Dataset excerpt

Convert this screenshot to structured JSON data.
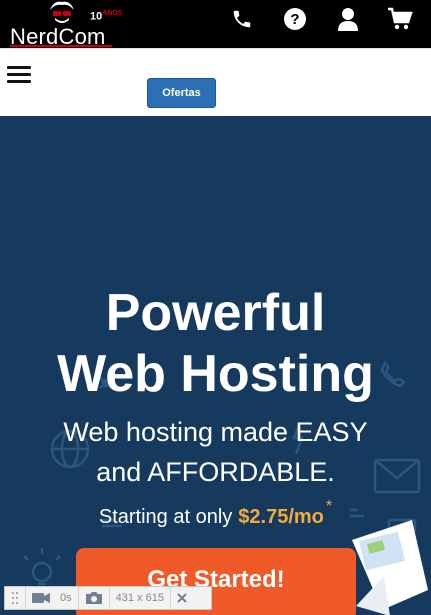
{
  "header": {
    "brand_name": "NerdCom",
    "brand_badge": "10",
    "icons": [
      "phone-icon",
      "help-icon",
      "user-icon",
      "cart-icon"
    ]
  },
  "nav": {
    "offers_label": "Ofertas"
  },
  "hero": {
    "title_line1": "Powerful",
    "title_line2": "Web Hosting",
    "subtitle_line1": "Web hosting made EASY",
    "subtitle_line2": "and AFFORDABLE.",
    "price_prefix": "Starting at only",
    "price": "$2.75/mo",
    "price_mark": "*",
    "cta_label": "Get Started!"
  },
  "devtools": {
    "timer": "0s",
    "viewport": "431 x 615"
  },
  "colors": {
    "header_bg": "#000000",
    "hero_bg": "#163a5d",
    "offers_button": "#2c6fb4",
    "cta_button": "#f05a28",
    "price_accent": "#f6a93b"
  }
}
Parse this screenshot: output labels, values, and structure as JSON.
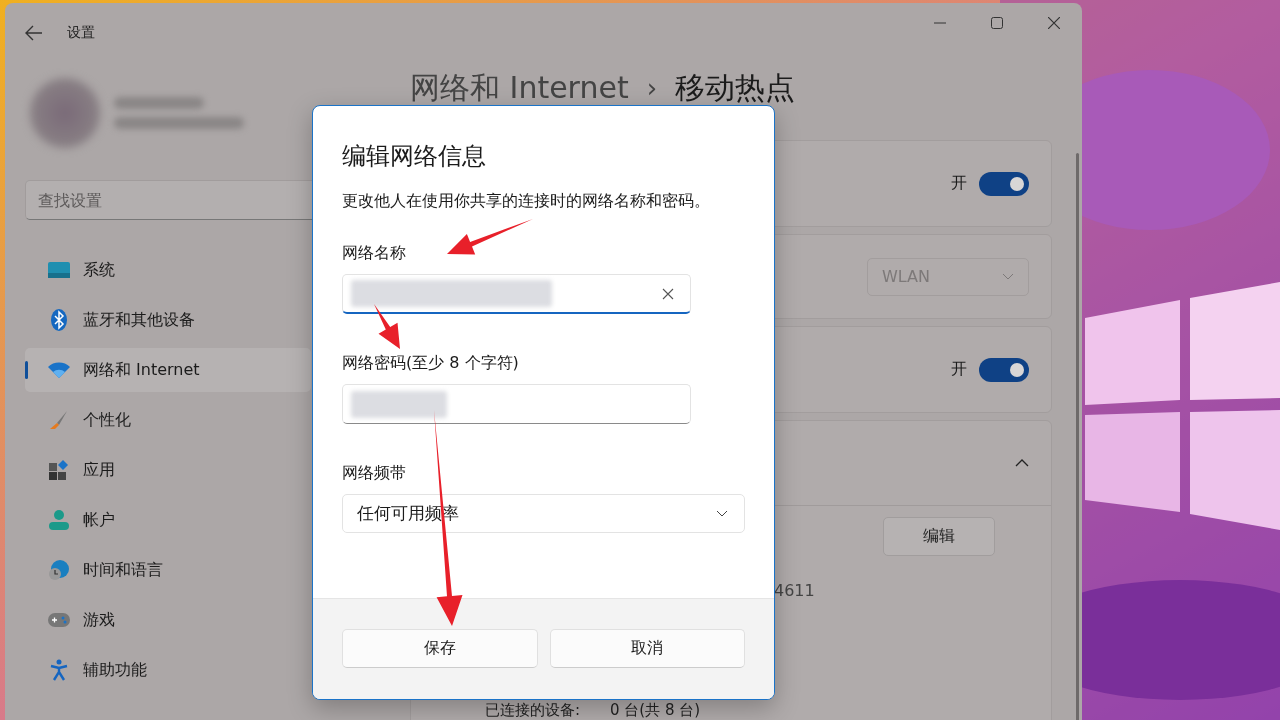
{
  "window": {
    "title": "设置"
  },
  "sidebar": {
    "search": {
      "placeholder": "查找设置"
    },
    "items": [
      {
        "label": "系统",
        "selected": false
      },
      {
        "label": "蓝牙和其他设备",
        "selected": false
      },
      {
        "label": "网络和 Internet",
        "selected": true
      },
      {
        "label": "个性化",
        "selected": false
      },
      {
        "label": "应用",
        "selected": false
      },
      {
        "label": "帐户",
        "selected": false
      },
      {
        "label": "时间和语言",
        "selected": false
      },
      {
        "label": "游戏",
        "selected": false
      },
      {
        "label": "辅助功能",
        "selected": false
      }
    ]
  },
  "header": {
    "parent": "网络和 Internet",
    "separator": "›",
    "current": "移动热点"
  },
  "cards": [
    {
      "kind": "toggle",
      "state_label": "开",
      "on": true
    },
    {
      "kind": "dropdown",
      "value": "WLAN",
      "disabled": true
    },
    {
      "kind": "toggle",
      "state_label": "开",
      "on": true
    },
    {
      "kind": "expander",
      "expanded": true,
      "edit_button": "编辑",
      "partial_value": "4611",
      "connected_label": "已连接的设备:",
      "connected_value": "0 台(共 8 台)"
    }
  ],
  "dialog": {
    "title": "编辑网络信息",
    "description": "更改他人在使用你共享的连接时的网络名称和密码。",
    "fields": [
      {
        "kind": "text",
        "label": "网络名称",
        "focused": true
      },
      {
        "kind": "text",
        "label": "网络密码(至少 8 个字符)",
        "focused": false
      },
      {
        "kind": "select",
        "label": "网络频带",
        "value": "任何可用频率"
      }
    ],
    "buttons": [
      "保存",
      "取消"
    ]
  }
}
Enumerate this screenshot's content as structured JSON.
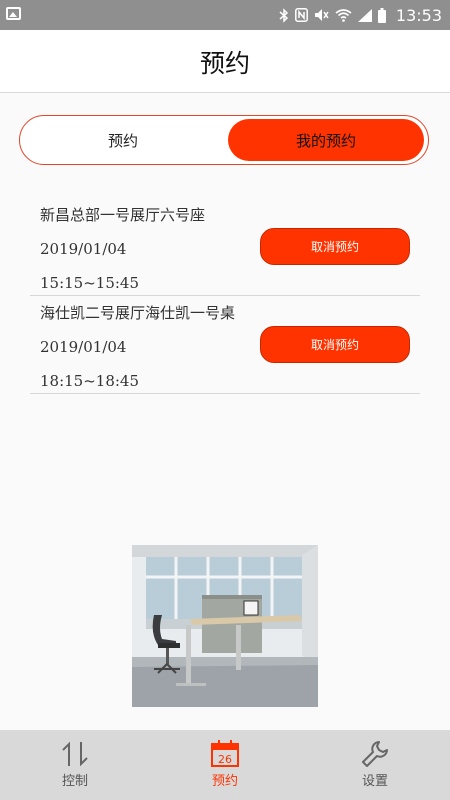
{
  "status_bar": {
    "time": "13:53"
  },
  "header": {
    "title": "预约"
  },
  "segment": {
    "left_label": "预约",
    "right_label": "我的预约",
    "selected": "right"
  },
  "reservations": [
    {
      "room": "新昌总部一号展厅六号座",
      "date": "2019/01/04",
      "time": "15:15~15:45",
      "cancel_label": "取消预约"
    },
    {
      "room": "海仕凯二号展厅海仕凯一号桌",
      "date": "2019/01/04",
      "time": "18:15~18:45",
      "cancel_label": "取消预约"
    }
  ],
  "bottom_nav": {
    "items": [
      {
        "label": "控制",
        "icon": "control-arrows-icon",
        "active": false
      },
      {
        "label": "预约",
        "icon": "calendar-icon",
        "icon_text": "26",
        "active": true
      },
      {
        "label": "设置",
        "icon": "wrench-icon",
        "active": false
      }
    ]
  },
  "colors": {
    "accent": "#ff3300",
    "nav_bg": "#d9d9d9",
    "status_bar": "#8f8f8f"
  }
}
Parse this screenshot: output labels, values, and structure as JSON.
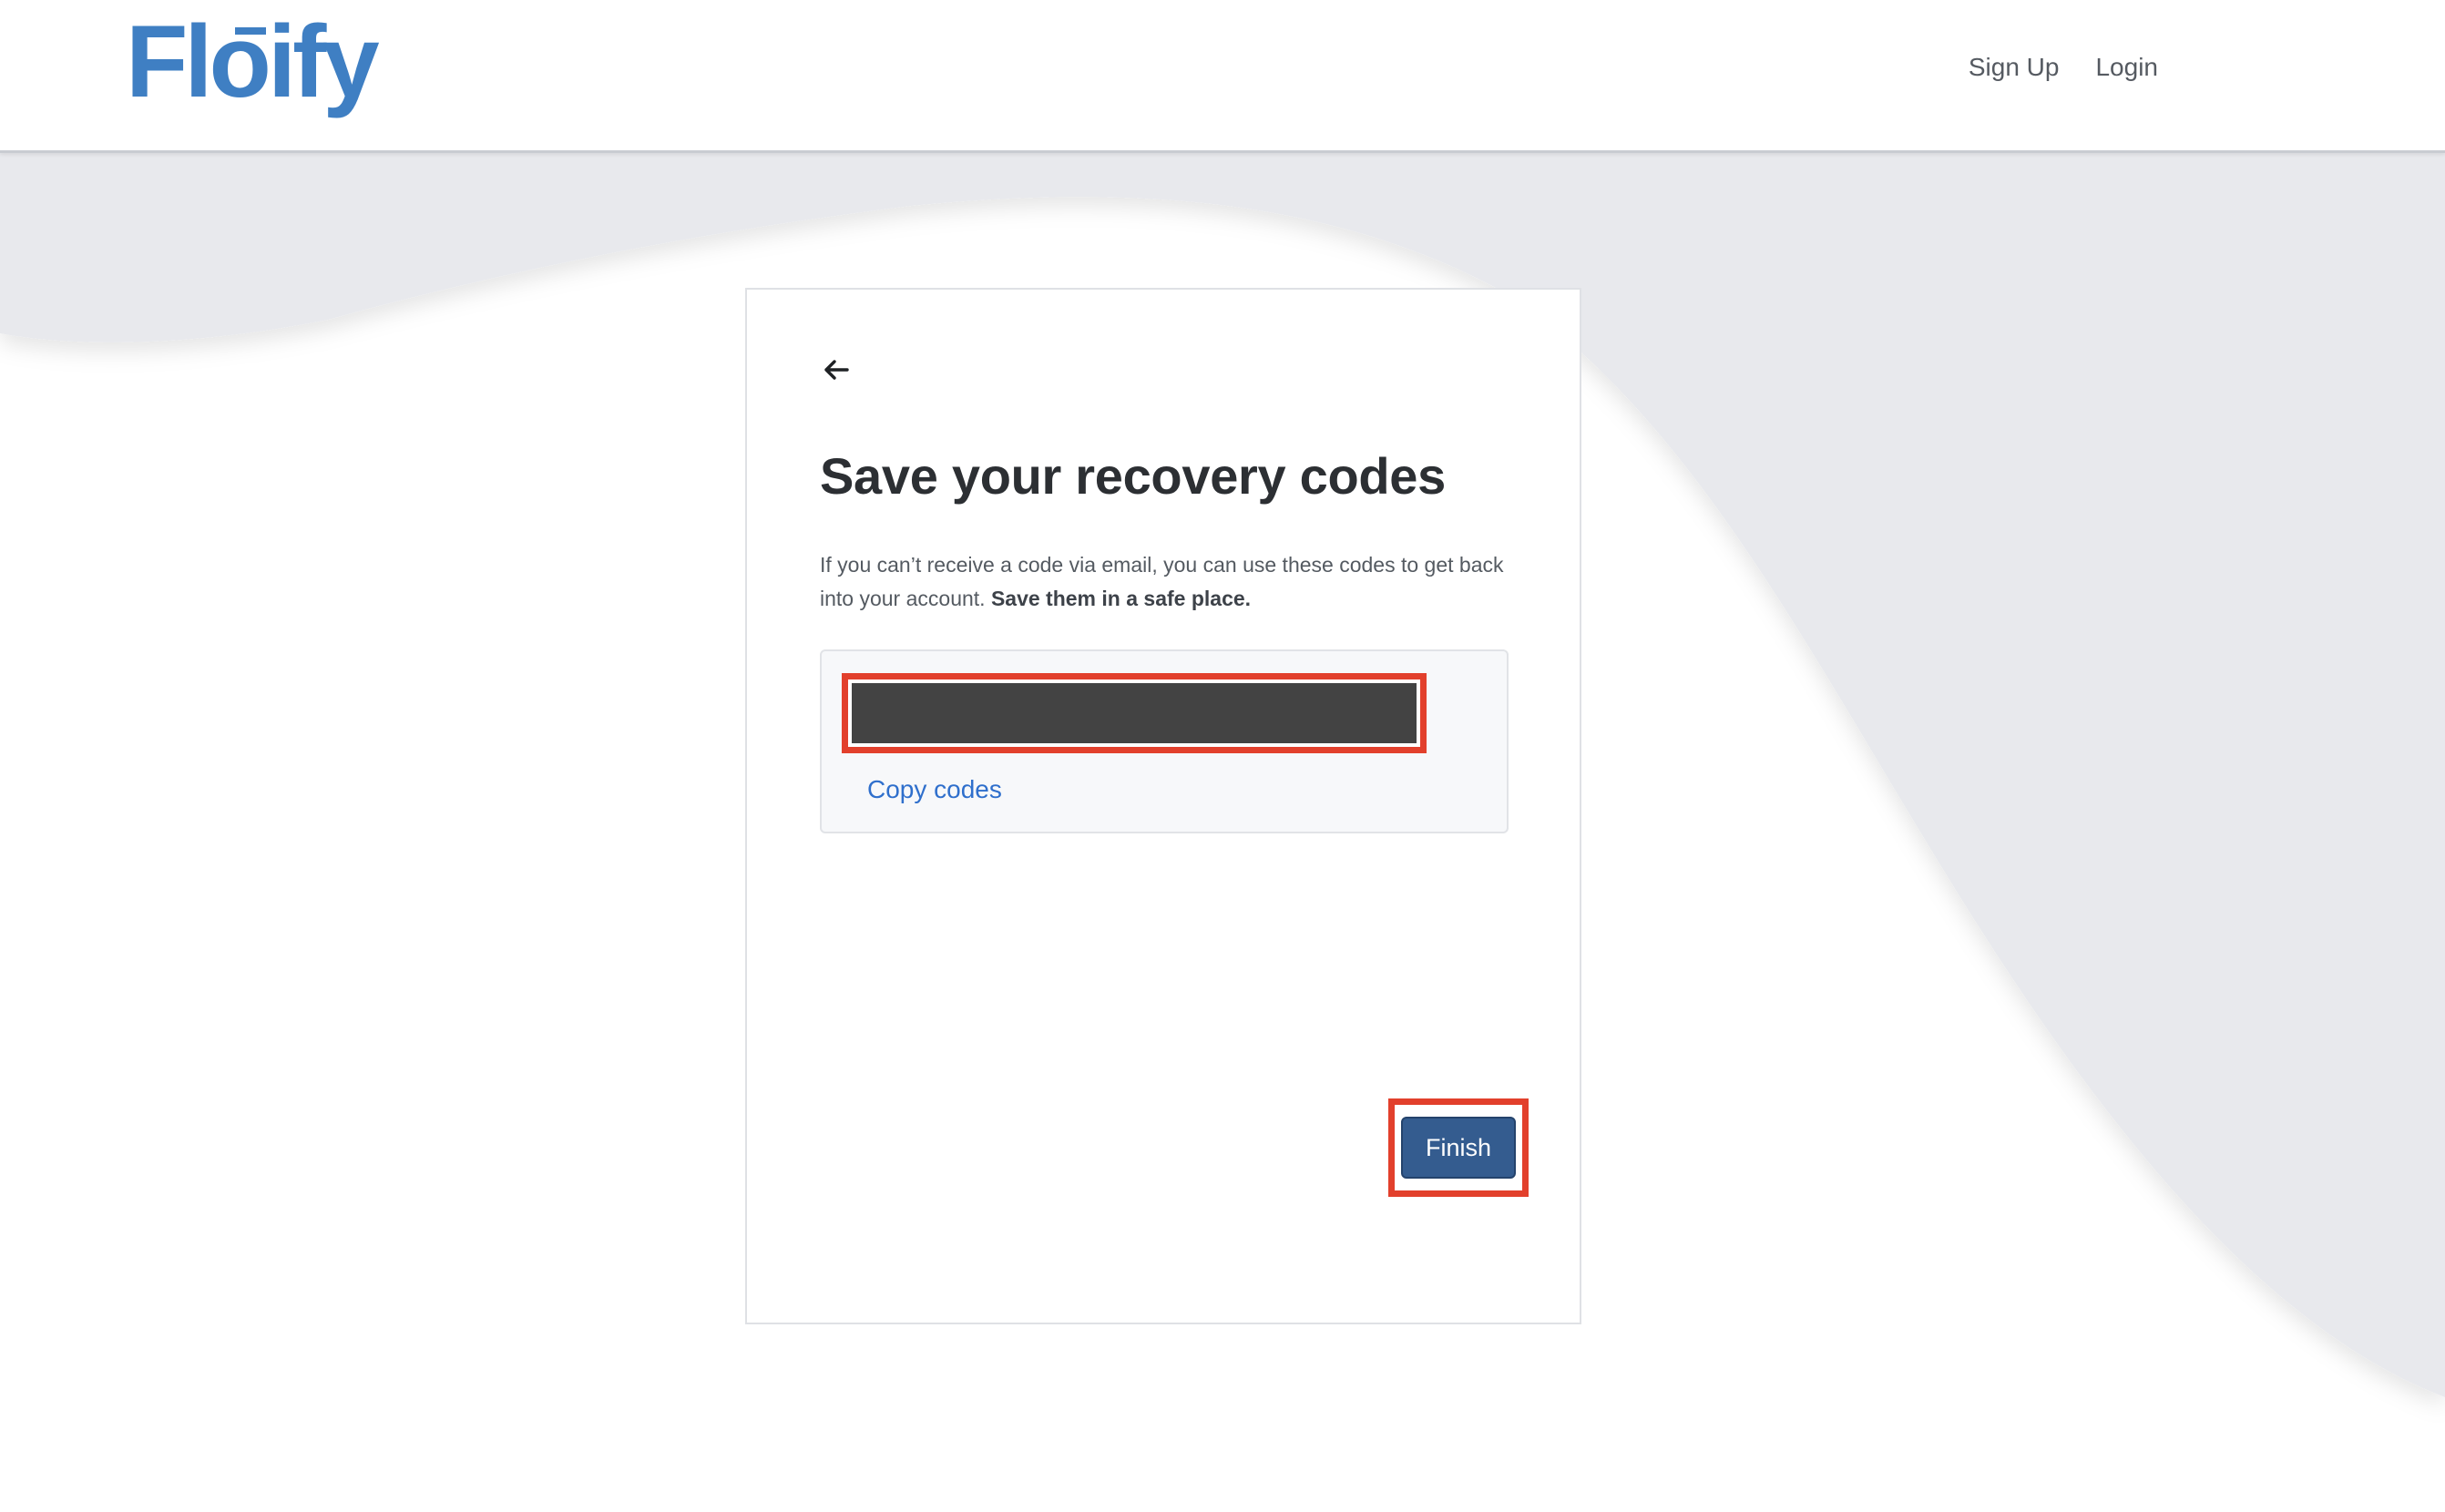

• [AIM]: Determine how many lines of the entries above carry the string "structured", and give that number alone.

• [RESULT]: 2